• **Task to complete**: Copy every entry word for word, but skip the pictures.

-- Data for this task start --

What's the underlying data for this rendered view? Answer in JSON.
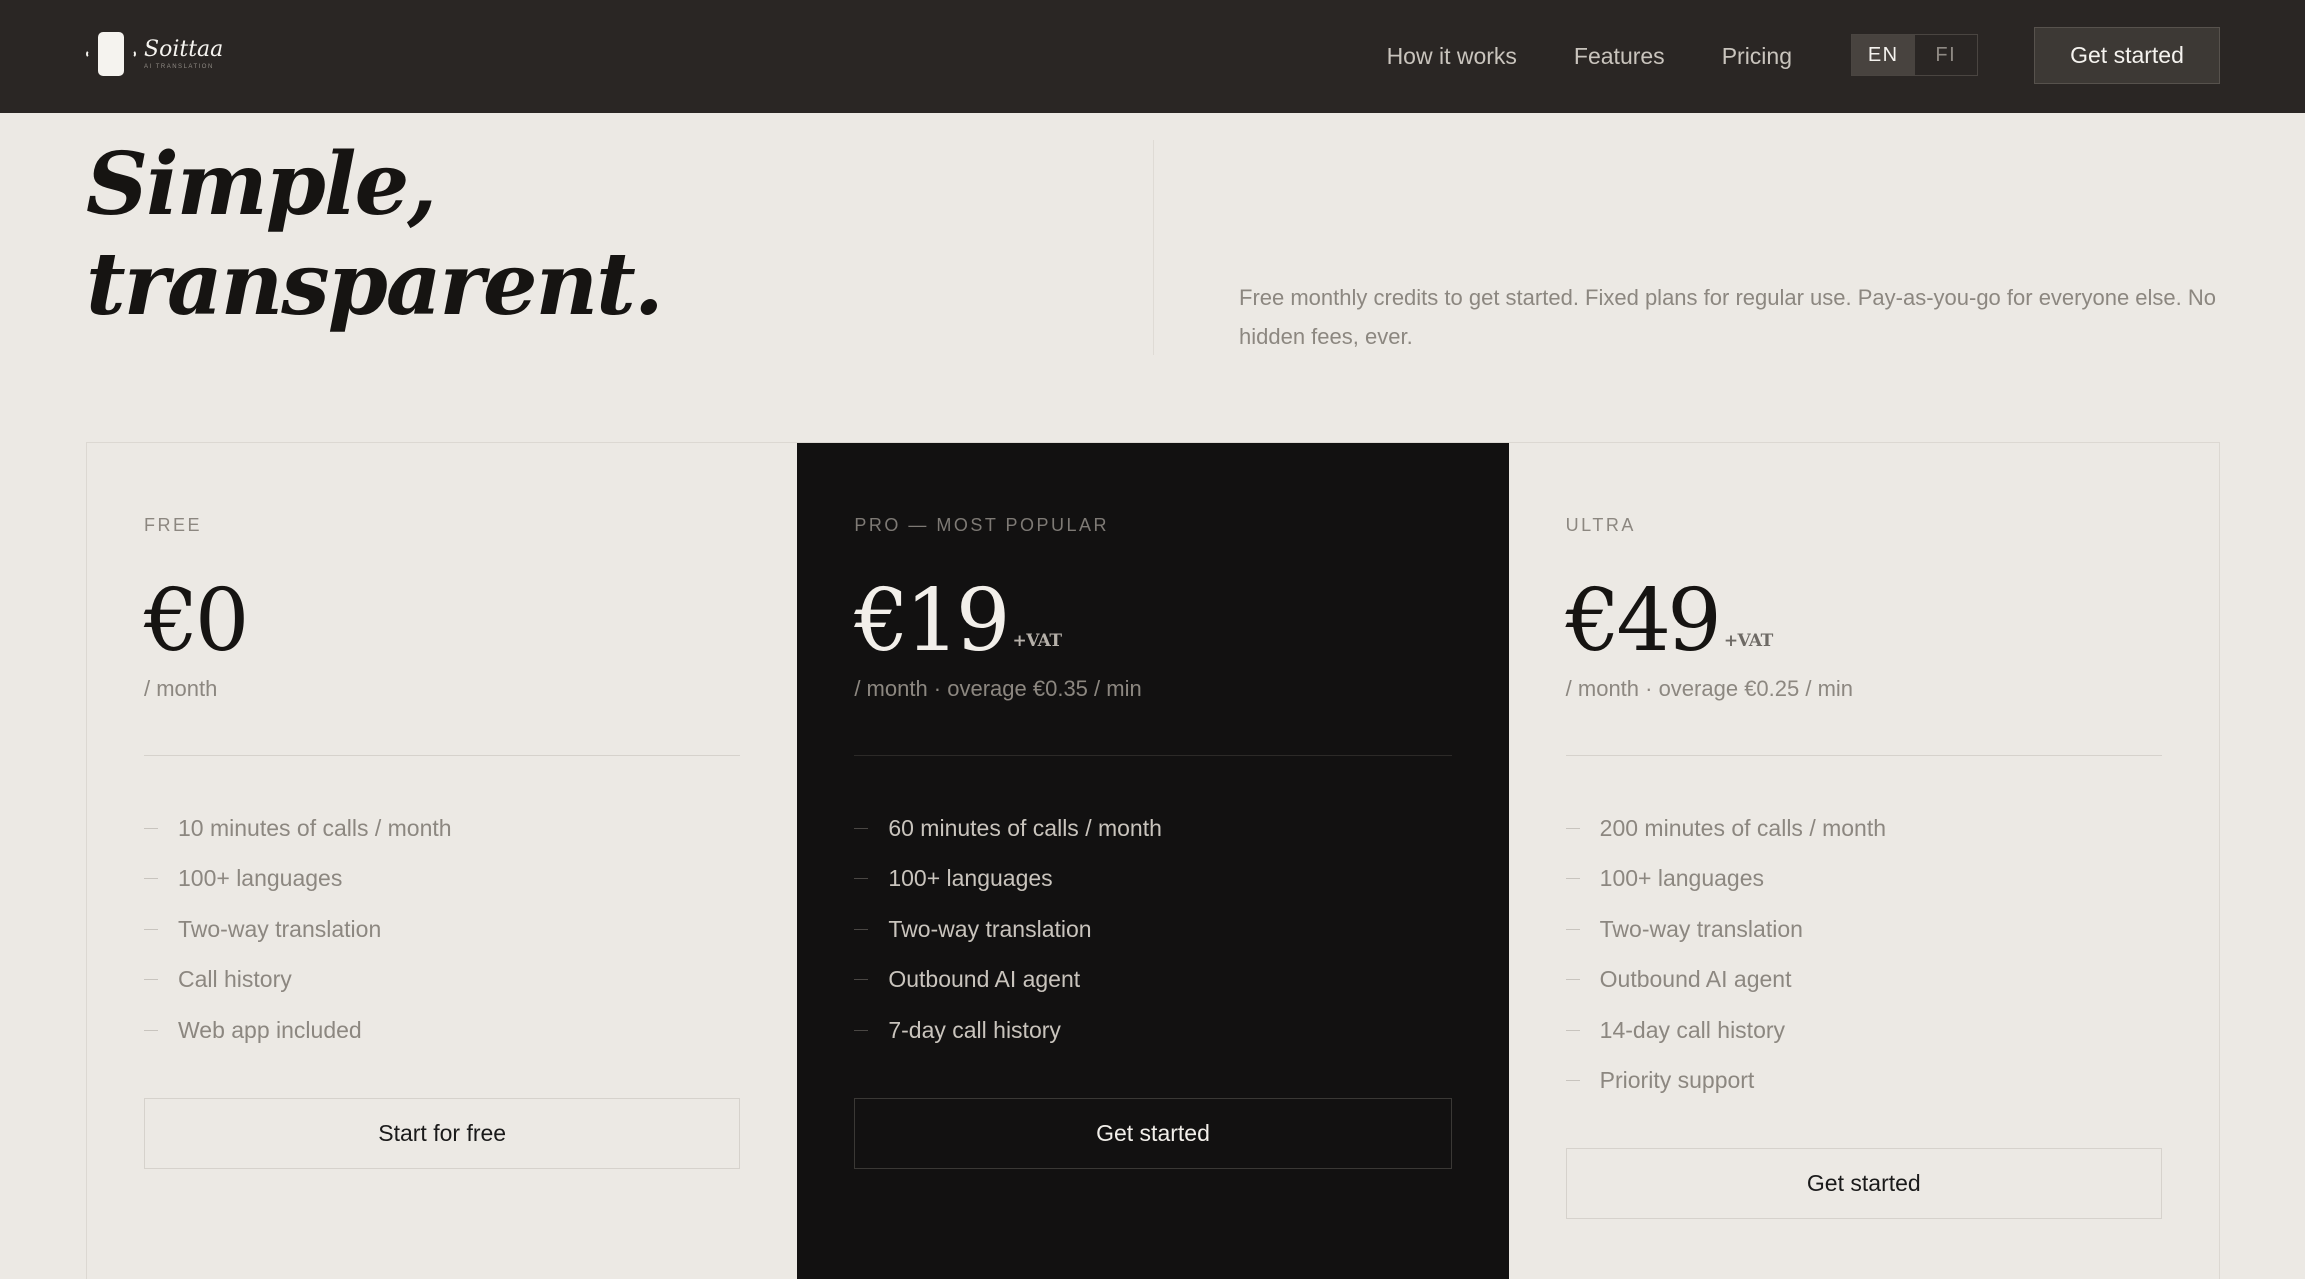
{
  "header": {
    "logo_name": "Soittaa",
    "logo_tagline": "AI TRANSLATION",
    "nav": [
      "How it works",
      "Features",
      "Pricing"
    ],
    "languages": [
      {
        "label": "EN",
        "active": true
      },
      {
        "label": "FI",
        "active": false
      }
    ],
    "cta": "Get started"
  },
  "hero": {
    "title_line1": "Simple,",
    "title_line2": "transparent.",
    "description": "Free monthly credits to get started. Fixed plans for regular use. Pay-as-you-go for everyone else. No hidden fees, ever."
  },
  "plans": [
    {
      "name": "FREE",
      "price": "€0",
      "vat": "",
      "period": "/ month",
      "features": [
        "10 minutes of calls / month",
        "100+ languages",
        "Two-way translation",
        "Call history",
        "Web app included"
      ],
      "button": "Start for free"
    },
    {
      "name": "PRO — MOST POPULAR",
      "price": "€19",
      "vat": "+VAT",
      "period": "/ month · overage €0.35 / min",
      "features": [
        "60 minutes of calls / month",
        "100+ languages",
        "Two-way translation",
        "Outbound AI agent",
        "7-day call history"
      ],
      "button": "Get started"
    },
    {
      "name": "ULTRA",
      "price": "€49",
      "vat": "+VAT",
      "period": "/ month · overage €0.25 / min",
      "features": [
        "200 minutes of calls / month",
        "100+ languages",
        "Two-way translation",
        "Outbound AI agent",
        "14-day call history",
        "Priority support"
      ],
      "button": "Get started"
    }
  ],
  "colors": {
    "header_bg": "#2a2624",
    "page_bg": "#ece9e4",
    "featured_bg": "#121111"
  }
}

-- Data for this task end --

• **Output of the exercise**:
What's the underlying data for this rendered view? Answer in JSON.
{
  "header": {
    "logo_name": "Soittaa",
    "logo_tagline": "AI TRANSLATION",
    "nav": [
      "How it works",
      "Features",
      "Pricing"
    ],
    "languages": [
      {
        "label": "EN",
        "active": true
      },
      {
        "label": "FI",
        "active": false
      }
    ],
    "cta": "Get started"
  },
  "hero": {
    "title_line1": "Simple,",
    "title_line2": "transparent.",
    "description": "Free monthly credits to get started. Fixed plans for regular use. Pay-as-you-go for everyone else. No hidden fees, ever."
  },
  "plans": [
    {
      "name": "FREE",
      "price": "€0",
      "vat": "",
      "period": "/ month",
      "features": [
        "10 minutes of calls / month",
        "100+ languages",
        "Two-way translation",
        "Call history",
        "Web app included"
      ],
      "button": "Start for free"
    },
    {
      "name": "PRO — MOST POPULAR",
      "price": "€19",
      "vat": "+VAT",
      "period": "/ month · overage €0.35 / min",
      "features": [
        "60 minutes of calls / month",
        "100+ languages",
        "Two-way translation",
        "Outbound AI agent",
        "7-day call history"
      ],
      "button": "Get started"
    },
    {
      "name": "ULTRA",
      "price": "€49",
      "vat": "+VAT",
      "period": "/ month · overage €0.25 / min",
      "features": [
        "200 minutes of calls / month",
        "100+ languages",
        "Two-way translation",
        "Outbound AI agent",
        "14-day call history",
        "Priority support"
      ],
      "button": "Get started"
    }
  ],
  "colors": {
    "header_bg": "#2a2624",
    "page_bg": "#ece9e4",
    "featured_bg": "#121111"
  }
}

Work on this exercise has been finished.